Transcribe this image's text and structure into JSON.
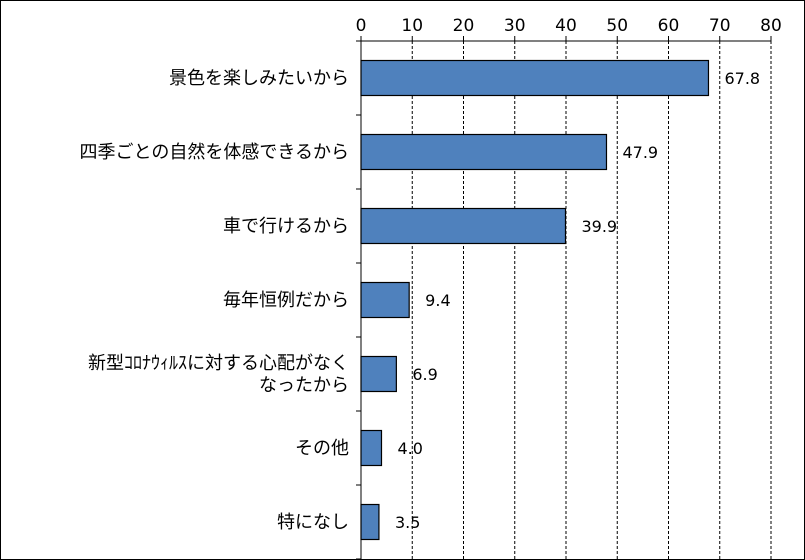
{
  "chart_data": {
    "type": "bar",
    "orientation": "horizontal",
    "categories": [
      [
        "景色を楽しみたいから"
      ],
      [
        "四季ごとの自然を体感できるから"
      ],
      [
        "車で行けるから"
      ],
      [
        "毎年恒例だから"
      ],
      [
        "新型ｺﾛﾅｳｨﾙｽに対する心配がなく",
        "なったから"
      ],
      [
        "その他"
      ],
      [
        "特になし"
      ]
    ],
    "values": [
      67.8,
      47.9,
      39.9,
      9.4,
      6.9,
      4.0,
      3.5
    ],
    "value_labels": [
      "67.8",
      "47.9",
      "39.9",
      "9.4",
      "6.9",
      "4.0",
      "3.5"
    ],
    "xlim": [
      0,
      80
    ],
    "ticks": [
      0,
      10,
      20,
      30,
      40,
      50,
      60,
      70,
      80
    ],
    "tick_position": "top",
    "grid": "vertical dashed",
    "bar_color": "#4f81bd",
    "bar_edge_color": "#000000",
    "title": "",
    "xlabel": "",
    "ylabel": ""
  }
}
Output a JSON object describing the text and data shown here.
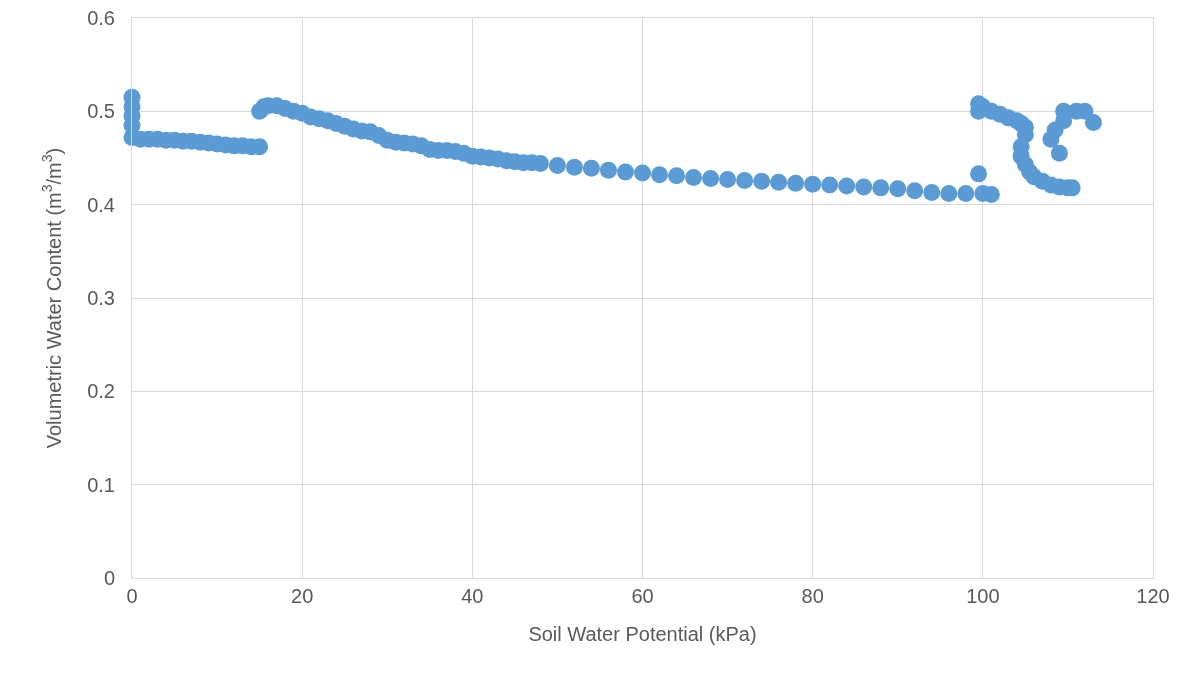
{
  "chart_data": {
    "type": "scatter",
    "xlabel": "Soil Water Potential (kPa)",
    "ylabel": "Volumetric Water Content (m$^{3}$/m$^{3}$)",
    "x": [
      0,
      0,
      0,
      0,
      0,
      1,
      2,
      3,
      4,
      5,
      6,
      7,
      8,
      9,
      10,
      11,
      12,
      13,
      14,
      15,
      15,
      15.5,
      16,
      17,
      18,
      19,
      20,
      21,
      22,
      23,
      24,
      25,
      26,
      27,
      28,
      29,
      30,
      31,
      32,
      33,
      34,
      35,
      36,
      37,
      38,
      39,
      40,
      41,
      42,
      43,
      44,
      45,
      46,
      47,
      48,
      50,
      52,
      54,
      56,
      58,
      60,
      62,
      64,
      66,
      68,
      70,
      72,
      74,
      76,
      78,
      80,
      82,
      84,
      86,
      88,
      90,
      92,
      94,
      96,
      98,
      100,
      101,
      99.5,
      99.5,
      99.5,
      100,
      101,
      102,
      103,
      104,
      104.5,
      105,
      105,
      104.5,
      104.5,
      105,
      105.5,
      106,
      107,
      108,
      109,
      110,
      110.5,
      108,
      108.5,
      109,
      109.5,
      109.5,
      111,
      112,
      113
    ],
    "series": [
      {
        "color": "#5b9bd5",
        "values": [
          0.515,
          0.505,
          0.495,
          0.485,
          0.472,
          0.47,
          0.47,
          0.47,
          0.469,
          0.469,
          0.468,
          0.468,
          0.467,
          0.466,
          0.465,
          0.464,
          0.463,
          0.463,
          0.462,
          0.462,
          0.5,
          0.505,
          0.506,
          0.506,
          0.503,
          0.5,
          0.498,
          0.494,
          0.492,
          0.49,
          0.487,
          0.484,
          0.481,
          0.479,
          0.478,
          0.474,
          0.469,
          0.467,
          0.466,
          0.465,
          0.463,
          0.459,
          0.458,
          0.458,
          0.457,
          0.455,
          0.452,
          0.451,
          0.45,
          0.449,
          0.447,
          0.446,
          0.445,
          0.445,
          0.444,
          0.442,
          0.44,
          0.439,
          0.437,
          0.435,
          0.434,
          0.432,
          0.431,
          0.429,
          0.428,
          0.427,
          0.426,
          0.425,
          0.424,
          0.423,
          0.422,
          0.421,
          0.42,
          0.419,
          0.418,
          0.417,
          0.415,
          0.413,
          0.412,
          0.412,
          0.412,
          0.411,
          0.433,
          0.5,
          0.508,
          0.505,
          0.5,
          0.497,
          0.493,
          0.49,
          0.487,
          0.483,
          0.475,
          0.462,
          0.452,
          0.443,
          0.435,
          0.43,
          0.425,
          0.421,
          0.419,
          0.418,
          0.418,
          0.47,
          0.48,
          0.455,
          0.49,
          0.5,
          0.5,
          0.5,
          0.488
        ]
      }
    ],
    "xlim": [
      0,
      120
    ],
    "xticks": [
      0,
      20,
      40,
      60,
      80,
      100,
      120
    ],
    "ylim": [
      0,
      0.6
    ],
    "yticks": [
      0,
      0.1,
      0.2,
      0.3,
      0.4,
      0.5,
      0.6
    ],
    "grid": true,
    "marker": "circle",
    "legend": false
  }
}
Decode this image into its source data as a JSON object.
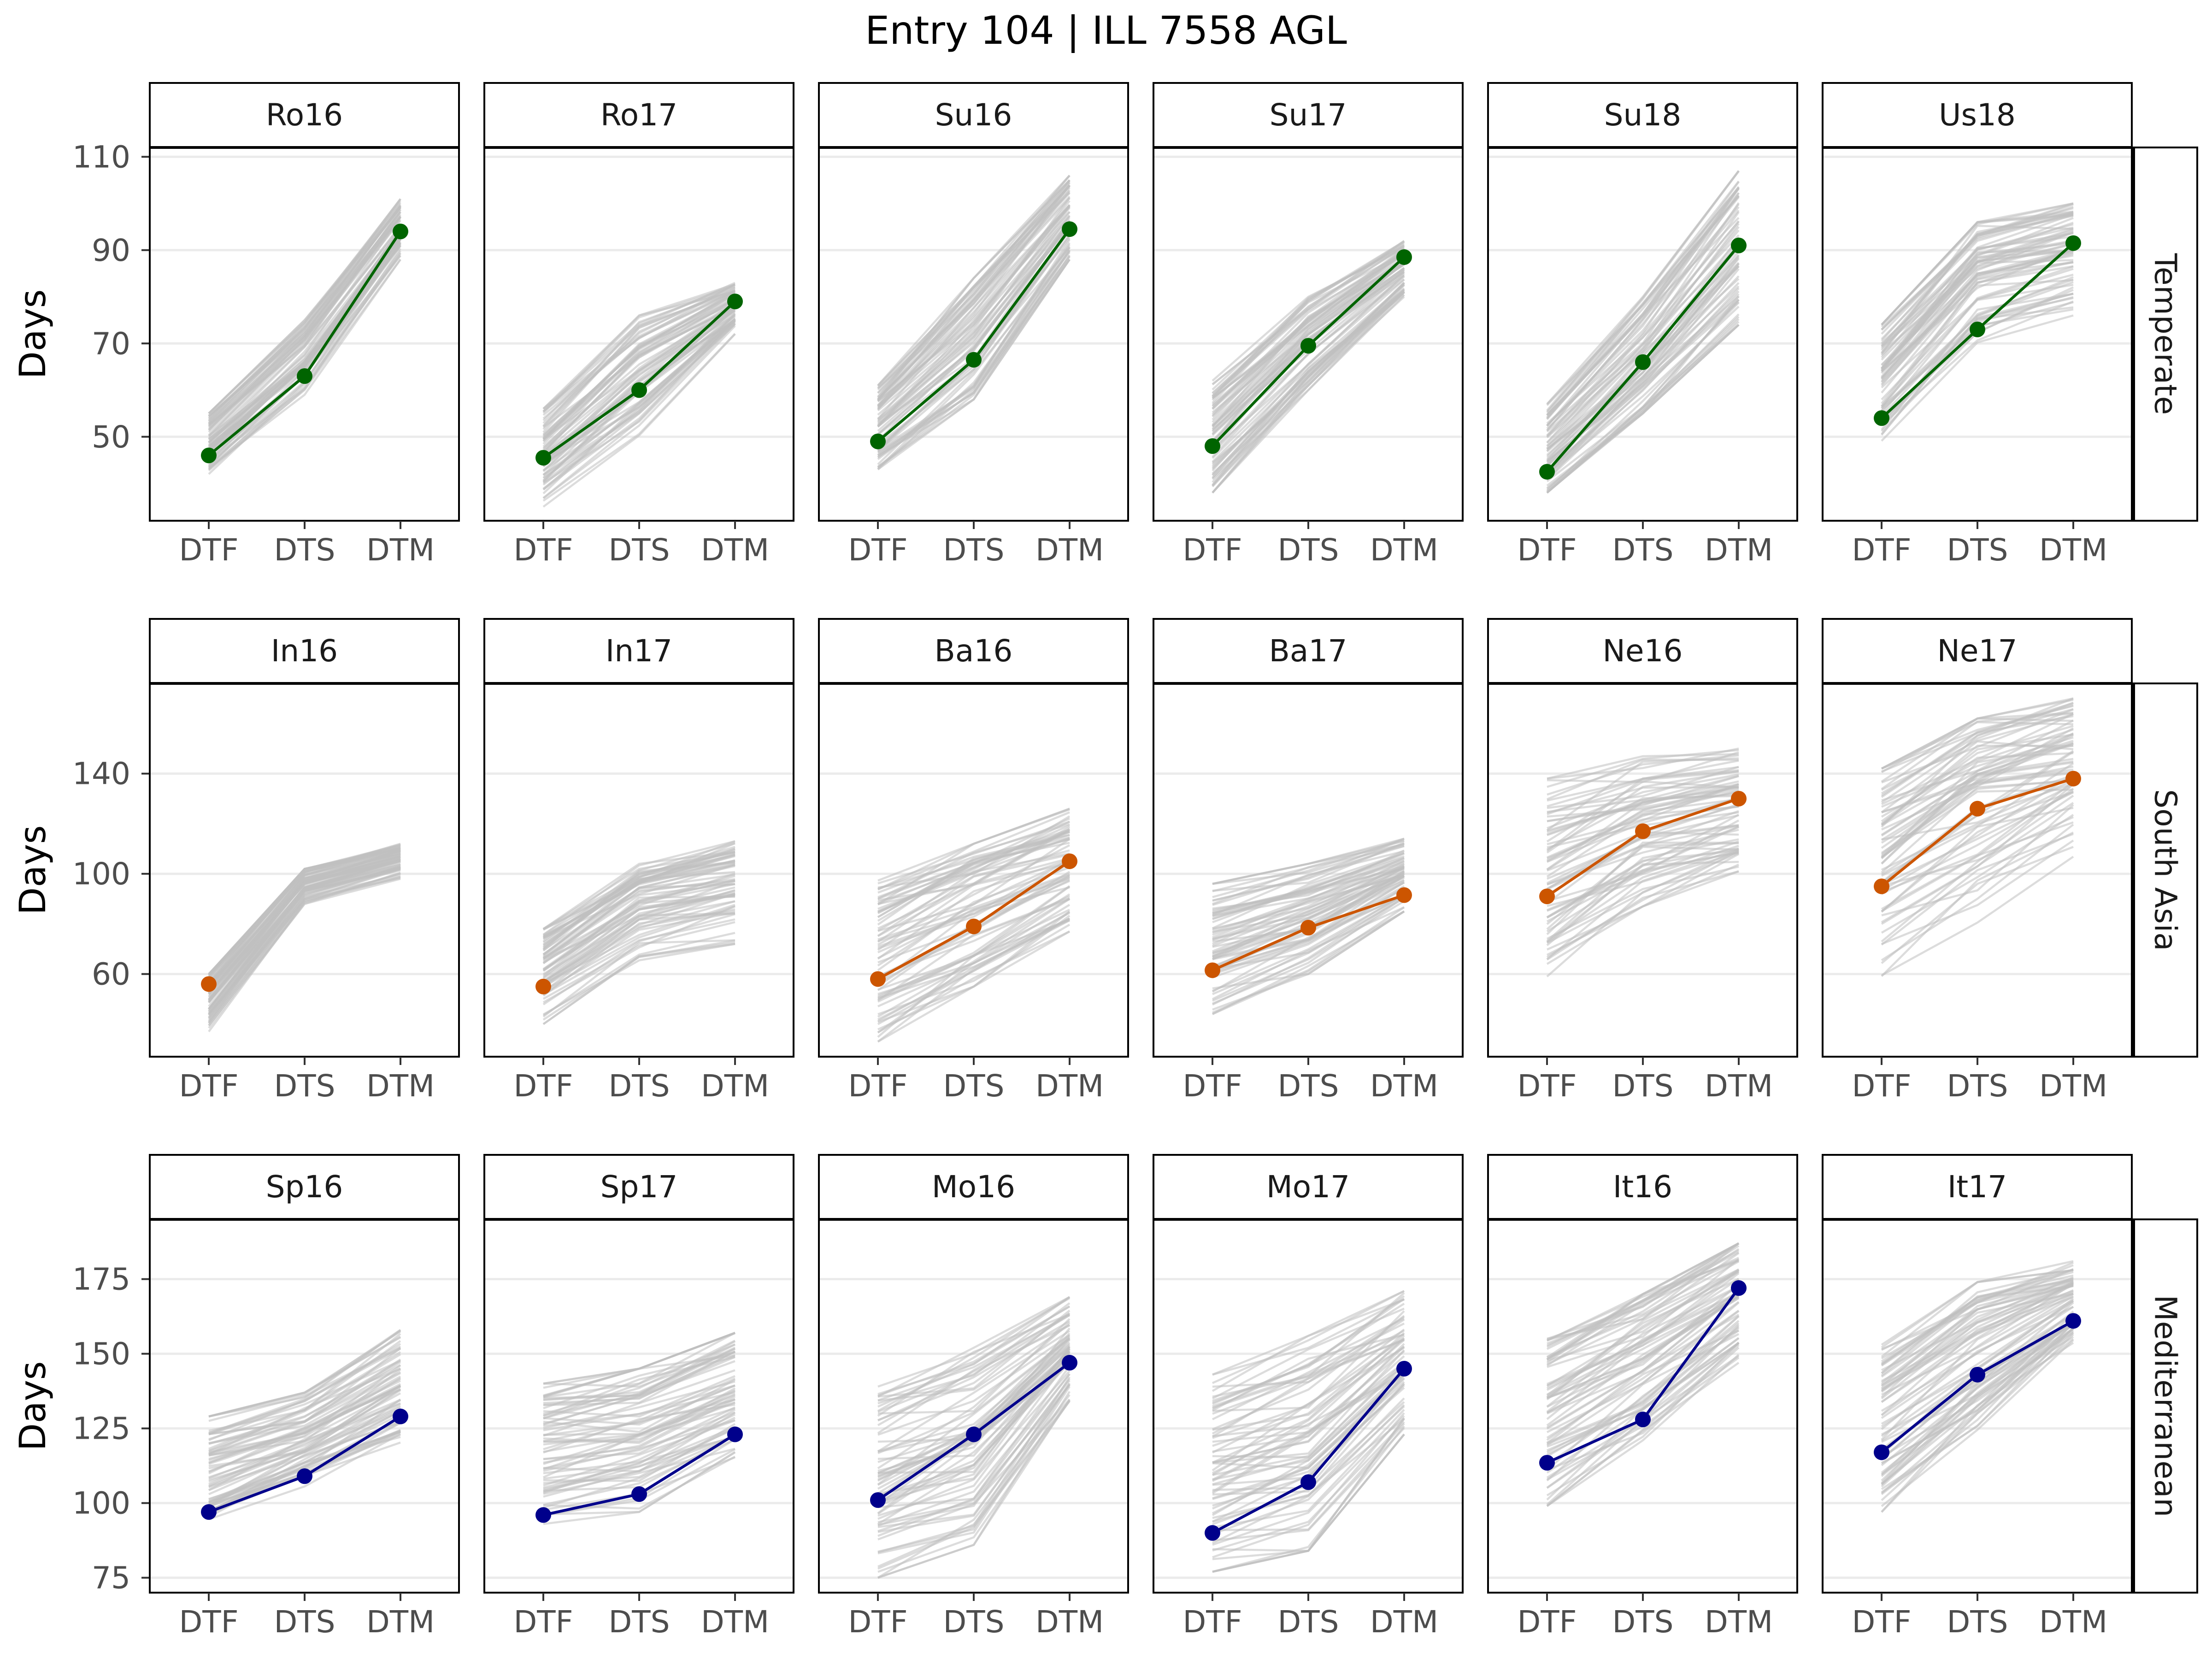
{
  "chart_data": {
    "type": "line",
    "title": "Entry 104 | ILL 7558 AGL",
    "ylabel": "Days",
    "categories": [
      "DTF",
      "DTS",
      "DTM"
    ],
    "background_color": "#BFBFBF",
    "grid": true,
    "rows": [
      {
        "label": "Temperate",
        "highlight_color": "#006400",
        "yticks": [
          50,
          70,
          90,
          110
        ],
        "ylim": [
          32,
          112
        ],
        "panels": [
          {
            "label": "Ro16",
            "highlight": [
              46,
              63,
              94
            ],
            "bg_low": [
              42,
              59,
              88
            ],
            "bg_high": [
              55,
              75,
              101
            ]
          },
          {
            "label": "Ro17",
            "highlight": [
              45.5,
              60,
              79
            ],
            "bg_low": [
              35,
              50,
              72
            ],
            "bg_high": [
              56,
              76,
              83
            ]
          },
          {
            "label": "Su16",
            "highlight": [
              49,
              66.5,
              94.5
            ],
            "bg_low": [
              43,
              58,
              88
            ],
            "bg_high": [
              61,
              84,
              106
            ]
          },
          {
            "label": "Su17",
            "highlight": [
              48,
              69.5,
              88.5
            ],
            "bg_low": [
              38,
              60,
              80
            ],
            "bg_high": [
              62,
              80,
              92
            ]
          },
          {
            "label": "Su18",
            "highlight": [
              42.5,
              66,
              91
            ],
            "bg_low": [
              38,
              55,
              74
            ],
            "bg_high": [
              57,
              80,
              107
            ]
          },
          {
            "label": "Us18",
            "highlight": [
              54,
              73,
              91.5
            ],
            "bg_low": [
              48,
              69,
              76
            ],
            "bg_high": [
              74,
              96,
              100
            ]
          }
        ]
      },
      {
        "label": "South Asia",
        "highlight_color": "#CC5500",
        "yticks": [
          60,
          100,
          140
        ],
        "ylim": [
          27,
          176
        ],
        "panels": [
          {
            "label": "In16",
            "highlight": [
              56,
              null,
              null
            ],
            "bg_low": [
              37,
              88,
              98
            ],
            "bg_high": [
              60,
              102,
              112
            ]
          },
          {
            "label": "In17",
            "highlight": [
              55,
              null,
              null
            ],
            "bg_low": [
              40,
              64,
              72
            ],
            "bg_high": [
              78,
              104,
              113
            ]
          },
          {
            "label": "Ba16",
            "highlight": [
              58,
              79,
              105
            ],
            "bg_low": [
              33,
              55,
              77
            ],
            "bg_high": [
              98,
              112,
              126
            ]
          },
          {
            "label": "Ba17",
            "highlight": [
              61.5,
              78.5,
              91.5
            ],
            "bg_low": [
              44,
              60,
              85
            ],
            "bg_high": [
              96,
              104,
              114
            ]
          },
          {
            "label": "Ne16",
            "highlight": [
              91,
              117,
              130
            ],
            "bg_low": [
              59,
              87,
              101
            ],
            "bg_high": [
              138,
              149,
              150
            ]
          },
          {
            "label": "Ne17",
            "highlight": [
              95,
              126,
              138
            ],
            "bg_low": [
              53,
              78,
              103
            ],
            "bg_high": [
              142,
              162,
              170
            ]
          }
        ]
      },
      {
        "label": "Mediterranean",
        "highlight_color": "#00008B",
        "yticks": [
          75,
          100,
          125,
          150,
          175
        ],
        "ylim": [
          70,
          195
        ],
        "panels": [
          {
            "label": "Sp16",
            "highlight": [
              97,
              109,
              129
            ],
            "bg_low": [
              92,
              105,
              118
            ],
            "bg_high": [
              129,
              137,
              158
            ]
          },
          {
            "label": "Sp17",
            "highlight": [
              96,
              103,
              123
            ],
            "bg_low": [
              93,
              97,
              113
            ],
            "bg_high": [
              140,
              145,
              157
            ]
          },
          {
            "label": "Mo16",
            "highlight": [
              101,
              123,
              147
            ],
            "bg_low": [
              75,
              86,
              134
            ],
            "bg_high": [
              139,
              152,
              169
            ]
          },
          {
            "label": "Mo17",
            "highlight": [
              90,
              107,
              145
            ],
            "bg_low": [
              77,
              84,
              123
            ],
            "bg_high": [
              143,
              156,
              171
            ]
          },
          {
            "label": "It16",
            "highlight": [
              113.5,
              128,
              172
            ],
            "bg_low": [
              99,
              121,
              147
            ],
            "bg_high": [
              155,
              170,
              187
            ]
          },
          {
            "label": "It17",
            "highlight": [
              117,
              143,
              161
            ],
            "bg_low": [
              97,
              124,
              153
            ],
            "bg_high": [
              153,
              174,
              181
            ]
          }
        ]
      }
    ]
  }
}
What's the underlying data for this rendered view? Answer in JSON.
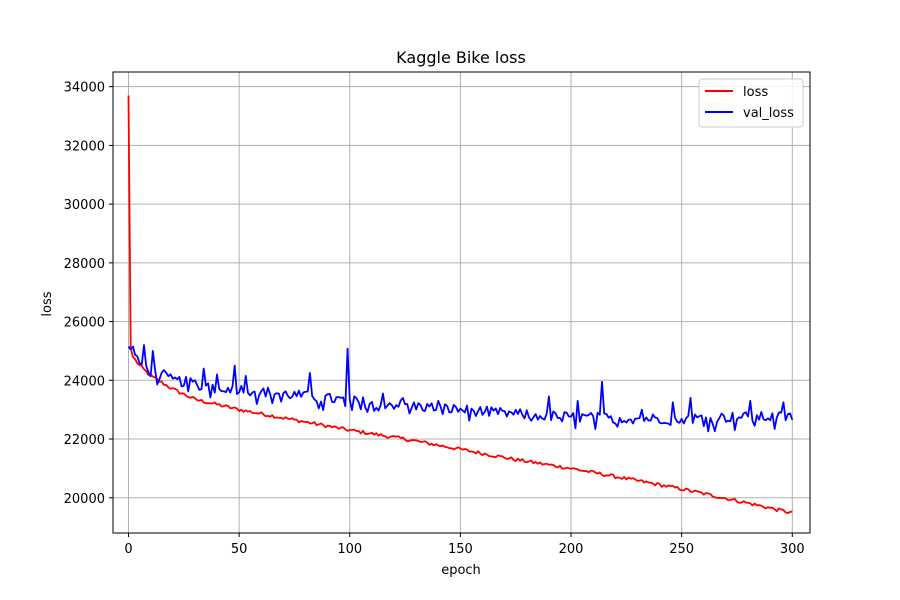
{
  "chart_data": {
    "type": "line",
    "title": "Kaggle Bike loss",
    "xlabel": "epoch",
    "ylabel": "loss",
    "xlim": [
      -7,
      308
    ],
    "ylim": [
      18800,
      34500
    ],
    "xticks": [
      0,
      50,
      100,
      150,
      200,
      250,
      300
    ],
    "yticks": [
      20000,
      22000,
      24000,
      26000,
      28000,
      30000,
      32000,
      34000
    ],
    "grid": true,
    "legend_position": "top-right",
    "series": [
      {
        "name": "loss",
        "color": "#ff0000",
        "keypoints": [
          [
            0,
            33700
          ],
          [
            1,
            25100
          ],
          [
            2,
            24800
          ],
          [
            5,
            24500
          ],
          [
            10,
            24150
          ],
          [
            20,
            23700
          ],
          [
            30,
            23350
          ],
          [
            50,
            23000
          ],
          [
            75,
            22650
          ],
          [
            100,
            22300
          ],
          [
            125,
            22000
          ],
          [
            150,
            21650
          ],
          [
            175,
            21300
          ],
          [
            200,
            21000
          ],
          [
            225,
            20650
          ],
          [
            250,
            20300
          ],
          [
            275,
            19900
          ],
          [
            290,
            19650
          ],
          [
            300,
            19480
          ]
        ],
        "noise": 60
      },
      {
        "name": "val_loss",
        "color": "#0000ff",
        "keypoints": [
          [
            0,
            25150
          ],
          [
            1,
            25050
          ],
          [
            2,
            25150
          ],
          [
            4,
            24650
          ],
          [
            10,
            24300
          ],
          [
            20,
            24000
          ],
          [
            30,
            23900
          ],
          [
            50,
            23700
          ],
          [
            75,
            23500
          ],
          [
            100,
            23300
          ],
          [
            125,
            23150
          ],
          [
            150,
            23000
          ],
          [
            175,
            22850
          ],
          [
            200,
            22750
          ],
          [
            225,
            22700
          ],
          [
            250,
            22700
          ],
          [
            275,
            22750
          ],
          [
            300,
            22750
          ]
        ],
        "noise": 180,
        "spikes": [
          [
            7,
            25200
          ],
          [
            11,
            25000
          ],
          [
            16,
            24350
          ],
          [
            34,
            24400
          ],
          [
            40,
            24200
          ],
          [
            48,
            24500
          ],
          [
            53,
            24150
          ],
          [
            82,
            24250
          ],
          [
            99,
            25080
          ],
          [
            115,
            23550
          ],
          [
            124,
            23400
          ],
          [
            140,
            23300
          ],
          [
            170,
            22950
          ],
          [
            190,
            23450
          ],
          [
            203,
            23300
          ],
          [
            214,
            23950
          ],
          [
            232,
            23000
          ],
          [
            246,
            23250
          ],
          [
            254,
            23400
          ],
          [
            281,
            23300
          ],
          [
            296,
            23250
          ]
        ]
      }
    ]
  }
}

____

EXERCISE: Make a list of all lines in the data that contain "Water".

EXPECTED OUTPUT:
    "xlabel": "Soil Water Potential (kPa)",
    "ylabel": "Volumetric Water Content (m$^{3}$/m$^{3}$)",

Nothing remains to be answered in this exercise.